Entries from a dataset
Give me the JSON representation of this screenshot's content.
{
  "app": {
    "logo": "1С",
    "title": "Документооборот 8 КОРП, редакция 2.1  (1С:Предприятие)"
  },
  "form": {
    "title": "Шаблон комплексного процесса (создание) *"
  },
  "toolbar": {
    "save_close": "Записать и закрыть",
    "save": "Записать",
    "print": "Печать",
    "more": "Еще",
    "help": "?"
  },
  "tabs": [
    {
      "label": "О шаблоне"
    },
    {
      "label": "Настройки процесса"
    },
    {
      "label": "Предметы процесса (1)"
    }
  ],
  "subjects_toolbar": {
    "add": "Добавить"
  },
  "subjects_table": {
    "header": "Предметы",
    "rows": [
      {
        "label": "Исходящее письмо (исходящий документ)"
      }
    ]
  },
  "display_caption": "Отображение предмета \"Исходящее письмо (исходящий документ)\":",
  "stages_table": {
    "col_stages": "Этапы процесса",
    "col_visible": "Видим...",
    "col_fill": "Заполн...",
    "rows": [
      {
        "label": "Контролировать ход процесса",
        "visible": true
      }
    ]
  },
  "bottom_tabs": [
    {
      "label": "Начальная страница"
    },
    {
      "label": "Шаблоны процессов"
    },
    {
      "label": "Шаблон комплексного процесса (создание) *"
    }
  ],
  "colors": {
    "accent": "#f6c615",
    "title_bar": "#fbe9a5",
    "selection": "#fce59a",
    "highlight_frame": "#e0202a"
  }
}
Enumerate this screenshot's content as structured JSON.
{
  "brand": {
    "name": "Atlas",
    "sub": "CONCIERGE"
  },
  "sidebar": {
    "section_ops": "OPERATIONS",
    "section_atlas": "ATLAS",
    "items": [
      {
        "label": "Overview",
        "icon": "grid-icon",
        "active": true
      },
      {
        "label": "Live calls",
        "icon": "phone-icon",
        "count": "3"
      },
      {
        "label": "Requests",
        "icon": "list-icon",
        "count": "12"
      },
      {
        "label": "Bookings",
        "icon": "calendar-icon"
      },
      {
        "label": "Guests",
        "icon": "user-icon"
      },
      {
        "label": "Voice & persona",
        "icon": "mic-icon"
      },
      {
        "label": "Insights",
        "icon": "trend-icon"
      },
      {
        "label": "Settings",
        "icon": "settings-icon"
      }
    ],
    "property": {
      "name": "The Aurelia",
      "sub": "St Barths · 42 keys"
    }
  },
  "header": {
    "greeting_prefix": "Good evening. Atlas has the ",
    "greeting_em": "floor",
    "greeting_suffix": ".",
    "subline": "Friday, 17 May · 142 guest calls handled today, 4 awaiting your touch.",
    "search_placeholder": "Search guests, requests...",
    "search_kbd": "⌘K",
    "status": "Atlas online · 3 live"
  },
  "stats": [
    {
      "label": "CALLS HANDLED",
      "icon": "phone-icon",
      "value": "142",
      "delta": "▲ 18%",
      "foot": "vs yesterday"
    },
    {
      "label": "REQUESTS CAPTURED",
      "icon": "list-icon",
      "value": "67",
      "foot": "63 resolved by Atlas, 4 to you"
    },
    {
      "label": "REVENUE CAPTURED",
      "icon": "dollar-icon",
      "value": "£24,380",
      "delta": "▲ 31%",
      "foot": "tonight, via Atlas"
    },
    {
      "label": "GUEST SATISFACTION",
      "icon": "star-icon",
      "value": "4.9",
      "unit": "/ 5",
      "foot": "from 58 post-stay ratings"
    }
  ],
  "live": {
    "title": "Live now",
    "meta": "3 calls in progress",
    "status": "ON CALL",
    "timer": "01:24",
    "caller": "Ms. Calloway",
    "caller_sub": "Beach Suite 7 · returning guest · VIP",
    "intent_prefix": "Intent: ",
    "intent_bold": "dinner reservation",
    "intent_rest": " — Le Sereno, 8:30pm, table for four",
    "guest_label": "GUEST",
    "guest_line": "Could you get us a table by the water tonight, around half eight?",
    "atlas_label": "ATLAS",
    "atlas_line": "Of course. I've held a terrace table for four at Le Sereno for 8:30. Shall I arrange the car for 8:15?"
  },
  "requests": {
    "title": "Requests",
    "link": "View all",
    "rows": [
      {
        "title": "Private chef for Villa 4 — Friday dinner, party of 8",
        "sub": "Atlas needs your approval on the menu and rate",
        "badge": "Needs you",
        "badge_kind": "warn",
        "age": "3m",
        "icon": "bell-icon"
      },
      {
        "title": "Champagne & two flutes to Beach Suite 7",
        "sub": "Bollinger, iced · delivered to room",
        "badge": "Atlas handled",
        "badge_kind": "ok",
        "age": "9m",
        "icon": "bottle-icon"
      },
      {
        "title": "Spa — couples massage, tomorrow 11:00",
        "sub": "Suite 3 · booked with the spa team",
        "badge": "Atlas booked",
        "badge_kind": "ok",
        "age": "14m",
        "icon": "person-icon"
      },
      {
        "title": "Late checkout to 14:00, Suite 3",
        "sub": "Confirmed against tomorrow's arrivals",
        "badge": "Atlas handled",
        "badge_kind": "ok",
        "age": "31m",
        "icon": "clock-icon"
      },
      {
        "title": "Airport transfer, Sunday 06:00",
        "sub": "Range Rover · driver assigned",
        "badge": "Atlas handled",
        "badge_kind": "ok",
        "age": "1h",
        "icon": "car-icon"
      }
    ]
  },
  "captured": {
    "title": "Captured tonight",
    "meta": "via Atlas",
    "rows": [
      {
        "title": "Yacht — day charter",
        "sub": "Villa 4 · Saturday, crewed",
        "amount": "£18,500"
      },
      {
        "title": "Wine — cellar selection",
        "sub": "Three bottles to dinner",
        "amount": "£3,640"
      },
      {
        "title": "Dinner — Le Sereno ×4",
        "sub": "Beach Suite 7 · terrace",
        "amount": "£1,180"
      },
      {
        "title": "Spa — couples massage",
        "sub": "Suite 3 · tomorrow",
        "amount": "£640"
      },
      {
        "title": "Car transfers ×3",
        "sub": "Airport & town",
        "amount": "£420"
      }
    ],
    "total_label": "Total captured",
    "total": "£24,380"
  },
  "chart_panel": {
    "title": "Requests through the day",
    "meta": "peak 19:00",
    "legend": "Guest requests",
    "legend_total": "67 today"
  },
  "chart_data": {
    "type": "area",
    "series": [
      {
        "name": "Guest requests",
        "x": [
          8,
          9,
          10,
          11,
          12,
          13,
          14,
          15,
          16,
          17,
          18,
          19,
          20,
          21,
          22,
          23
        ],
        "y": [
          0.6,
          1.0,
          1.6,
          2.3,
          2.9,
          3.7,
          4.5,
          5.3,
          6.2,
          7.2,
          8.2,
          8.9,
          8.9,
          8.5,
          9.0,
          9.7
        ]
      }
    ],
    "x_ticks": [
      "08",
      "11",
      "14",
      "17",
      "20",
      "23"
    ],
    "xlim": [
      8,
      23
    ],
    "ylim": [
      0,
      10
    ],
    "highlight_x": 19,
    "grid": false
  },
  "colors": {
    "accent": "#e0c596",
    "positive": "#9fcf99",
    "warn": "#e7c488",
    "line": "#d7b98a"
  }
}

--- WHAT NEEDS TO BE DONE ---
From the listing above, pick out every line containing "Friday".

--- COMPLETE RESPONSE ---
    "subline": "Friday, 17 May · 142 guest calls handled today, 4 awaiting your touch.",
        "title": "Private chef for Villa 4 — Friday dinner, party of 8",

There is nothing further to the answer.